> [OBJECTIVE] Pull every line of the entries that has the word "Наименование".

> [RECORDS TO USE]
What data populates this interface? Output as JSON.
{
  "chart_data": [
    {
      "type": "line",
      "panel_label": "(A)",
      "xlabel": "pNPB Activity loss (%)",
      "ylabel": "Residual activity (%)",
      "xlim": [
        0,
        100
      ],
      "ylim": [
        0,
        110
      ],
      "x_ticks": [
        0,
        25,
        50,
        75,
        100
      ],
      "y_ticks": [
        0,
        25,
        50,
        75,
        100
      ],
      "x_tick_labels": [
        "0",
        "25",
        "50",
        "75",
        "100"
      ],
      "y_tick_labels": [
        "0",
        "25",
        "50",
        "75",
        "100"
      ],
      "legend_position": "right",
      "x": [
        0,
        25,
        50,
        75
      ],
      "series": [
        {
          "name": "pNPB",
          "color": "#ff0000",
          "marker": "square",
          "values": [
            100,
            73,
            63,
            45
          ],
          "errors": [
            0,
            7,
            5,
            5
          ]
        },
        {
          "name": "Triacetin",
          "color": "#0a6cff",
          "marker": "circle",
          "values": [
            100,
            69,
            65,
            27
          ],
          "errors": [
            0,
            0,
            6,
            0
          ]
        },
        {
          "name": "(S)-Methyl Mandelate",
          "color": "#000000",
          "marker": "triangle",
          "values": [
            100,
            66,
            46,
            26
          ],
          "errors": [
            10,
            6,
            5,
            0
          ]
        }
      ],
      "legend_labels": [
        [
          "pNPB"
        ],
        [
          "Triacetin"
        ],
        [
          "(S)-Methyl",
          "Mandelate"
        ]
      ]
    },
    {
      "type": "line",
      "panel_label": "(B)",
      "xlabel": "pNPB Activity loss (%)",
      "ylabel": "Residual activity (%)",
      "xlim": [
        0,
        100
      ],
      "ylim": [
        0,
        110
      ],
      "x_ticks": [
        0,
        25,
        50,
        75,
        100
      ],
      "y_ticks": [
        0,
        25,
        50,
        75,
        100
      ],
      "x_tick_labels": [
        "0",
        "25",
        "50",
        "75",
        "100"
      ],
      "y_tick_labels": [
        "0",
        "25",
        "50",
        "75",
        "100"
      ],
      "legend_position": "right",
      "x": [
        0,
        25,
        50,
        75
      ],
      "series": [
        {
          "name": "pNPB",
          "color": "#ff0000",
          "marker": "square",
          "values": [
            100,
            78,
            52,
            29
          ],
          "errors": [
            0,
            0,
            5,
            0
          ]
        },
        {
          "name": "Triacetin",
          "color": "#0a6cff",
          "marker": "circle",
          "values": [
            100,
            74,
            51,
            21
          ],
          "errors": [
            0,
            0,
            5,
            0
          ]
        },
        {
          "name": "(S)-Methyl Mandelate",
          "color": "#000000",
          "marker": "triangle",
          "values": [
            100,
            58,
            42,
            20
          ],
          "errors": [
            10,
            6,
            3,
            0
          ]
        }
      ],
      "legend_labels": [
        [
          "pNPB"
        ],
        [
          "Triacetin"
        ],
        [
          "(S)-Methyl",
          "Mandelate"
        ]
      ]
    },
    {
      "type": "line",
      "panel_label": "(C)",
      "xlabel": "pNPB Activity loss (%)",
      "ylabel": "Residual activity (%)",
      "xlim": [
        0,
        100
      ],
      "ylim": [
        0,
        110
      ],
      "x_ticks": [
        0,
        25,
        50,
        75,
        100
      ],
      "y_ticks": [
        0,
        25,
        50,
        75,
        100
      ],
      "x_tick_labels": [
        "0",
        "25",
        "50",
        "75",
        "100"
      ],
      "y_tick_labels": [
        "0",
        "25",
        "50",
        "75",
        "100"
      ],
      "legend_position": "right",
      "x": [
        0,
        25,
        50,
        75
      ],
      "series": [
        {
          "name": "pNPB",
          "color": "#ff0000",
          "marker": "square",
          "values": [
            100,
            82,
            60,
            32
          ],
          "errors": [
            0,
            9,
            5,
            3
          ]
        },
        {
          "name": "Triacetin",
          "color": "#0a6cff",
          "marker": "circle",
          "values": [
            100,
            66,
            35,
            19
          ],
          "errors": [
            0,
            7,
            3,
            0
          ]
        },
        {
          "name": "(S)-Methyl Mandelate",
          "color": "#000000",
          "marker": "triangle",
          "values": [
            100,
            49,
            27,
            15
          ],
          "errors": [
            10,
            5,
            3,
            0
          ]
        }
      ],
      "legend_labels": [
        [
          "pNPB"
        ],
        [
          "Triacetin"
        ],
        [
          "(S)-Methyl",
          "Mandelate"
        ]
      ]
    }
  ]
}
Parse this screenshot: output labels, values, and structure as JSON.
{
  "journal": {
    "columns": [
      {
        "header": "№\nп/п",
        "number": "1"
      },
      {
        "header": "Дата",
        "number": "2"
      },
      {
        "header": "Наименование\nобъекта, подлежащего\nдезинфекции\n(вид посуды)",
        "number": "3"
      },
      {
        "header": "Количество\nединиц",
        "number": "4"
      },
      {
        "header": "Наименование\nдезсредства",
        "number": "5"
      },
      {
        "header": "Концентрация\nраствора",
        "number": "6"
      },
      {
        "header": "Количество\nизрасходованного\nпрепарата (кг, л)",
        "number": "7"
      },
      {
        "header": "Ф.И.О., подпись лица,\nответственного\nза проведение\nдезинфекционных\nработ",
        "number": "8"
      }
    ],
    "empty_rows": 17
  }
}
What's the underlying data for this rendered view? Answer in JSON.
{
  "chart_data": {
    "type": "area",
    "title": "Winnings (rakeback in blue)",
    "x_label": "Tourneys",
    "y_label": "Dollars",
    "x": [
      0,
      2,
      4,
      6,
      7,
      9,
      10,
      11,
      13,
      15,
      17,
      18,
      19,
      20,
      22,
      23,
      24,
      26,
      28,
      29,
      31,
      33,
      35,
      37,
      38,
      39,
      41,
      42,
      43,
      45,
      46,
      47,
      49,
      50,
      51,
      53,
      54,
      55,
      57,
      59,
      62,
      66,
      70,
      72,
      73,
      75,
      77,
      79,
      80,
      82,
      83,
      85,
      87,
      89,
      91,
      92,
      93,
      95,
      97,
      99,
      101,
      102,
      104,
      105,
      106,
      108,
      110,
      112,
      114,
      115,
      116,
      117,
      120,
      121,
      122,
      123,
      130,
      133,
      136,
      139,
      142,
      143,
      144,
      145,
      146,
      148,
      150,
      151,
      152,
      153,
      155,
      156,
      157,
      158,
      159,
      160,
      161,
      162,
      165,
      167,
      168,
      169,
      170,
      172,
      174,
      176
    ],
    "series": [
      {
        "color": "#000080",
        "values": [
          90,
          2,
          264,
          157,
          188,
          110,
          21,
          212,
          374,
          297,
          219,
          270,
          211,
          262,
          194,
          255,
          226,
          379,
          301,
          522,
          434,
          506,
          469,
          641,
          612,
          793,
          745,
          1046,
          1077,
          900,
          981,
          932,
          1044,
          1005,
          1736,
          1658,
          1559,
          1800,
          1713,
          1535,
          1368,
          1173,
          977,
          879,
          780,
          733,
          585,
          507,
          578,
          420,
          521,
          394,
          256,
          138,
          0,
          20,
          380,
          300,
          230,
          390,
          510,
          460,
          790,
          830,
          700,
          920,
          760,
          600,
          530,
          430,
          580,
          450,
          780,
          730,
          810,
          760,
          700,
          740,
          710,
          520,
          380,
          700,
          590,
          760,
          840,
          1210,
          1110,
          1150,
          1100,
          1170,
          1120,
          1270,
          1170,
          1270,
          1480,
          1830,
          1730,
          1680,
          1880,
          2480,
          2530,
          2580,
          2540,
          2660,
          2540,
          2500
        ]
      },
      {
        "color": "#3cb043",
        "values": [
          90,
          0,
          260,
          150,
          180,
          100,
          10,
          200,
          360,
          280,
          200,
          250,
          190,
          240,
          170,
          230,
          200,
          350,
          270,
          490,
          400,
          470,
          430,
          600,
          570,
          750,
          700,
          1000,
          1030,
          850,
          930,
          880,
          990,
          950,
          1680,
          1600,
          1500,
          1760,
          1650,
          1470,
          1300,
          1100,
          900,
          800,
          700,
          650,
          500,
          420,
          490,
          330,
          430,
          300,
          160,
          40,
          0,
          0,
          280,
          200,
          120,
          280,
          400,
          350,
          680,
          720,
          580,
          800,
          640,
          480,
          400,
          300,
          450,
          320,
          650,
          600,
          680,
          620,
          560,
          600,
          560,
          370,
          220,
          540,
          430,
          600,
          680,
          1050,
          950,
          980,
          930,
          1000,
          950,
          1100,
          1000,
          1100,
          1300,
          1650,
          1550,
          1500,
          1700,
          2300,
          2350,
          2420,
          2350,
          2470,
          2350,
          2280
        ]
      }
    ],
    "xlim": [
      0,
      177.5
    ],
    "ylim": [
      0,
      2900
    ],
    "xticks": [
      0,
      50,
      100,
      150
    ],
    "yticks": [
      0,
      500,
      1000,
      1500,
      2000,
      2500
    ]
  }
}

> [RESULT FOR THIS TASK]
        "header": "Наименование\nобъекта, подлежащего\nдезинфекции\n(вид посуды)",
        "header": "Наименование\nдезсредства",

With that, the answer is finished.